## WHAT IS BEING ASKED
Where a line of the listing below includes the word "think", reproduce that line.

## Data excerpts
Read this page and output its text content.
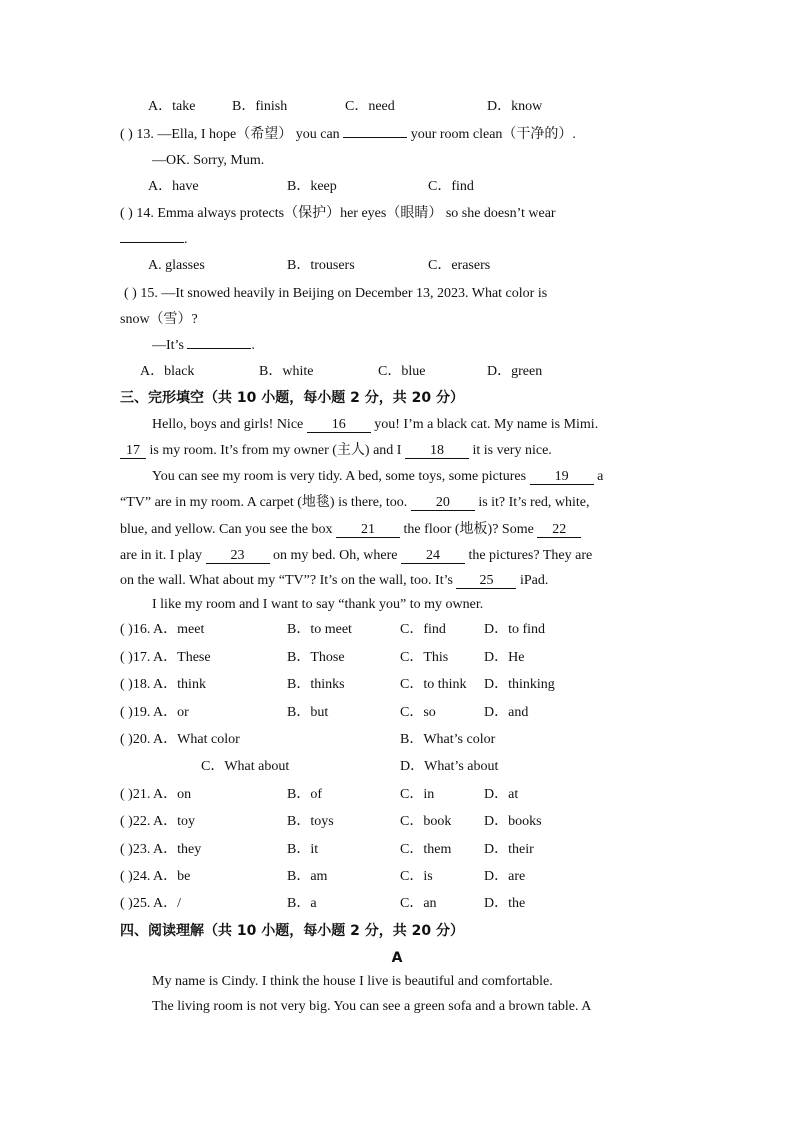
A．take	B．finish	C．need	D．know
( ) 13. —Ella, I hope（希望） you can	your room clean（干净的）.
—OK. Sorry, Mum.
A．have	B．keep	C．find
( ) 14. Emma always protects（保护）her eyes（眼睛） so she doesn’t wear
.
A. glasses	B．trousers	C．erasers
( ) 15. —It snowed heavily in Beijing on December 13, 2023. What color is
snow（雪）?
—It’s	.
A．black	B．white	C．blue	D．green
三、完形填空（共 10 小题，每小题 2 分，共 20 分）
Hello, boys and girls! Nice 16 you! I’m a black cat. My name is Mimi.
17 is my room. It’s from my owner (主人) and I 18 it is very nice.
You can see my room is very tidy. A bed, some toys, some pictures 19 a
“TV” are in my room. A carpet (地毯) is there, too. 20 is it? It’s red, white,
blue, and yellow. Can you see the box 21 the floor (地板)? Some 22
are in it. I play 23 on my bed. Oh, where 24 the pictures? They are
on the wall. What about my “TV”? It’s on the wall, too. It’s 25 iPad.
I like my room and I want to say “thank you” to my owner.
( )16. A．meet	B．to meet	C．find	D．to find
( )17. A．These	B．Those	C．This	D．He
( )18. A．think	B．thinks	C．to think D．thinking
( )19. A．or	B．but	C．so	D．and
( )20. A．What color	B．What’s color
C．What about	D．What’s about
( )21. A．on	B．of	C．in	D．at
( )22. A．toy	B．toys	C．book D．books
( )23. A．they	B．it	C．them D．their
( )24. A．be	B．am	C．is	D．are
( )25. A．/	B．a	C．an	D．the
四、阅读理解（共 10 小题，每小题 2 分，共 20 分）
A
My name is Cindy. I think the house I live is beautiful and comfortable.
The living room is not very big. You can see a green sofa and a brown table. A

## EXPECTED ANSWER
( )18. A．think	B．thinks	C．to think D．thinking
My name is Cindy. I think the house I live is beautiful and comfortable.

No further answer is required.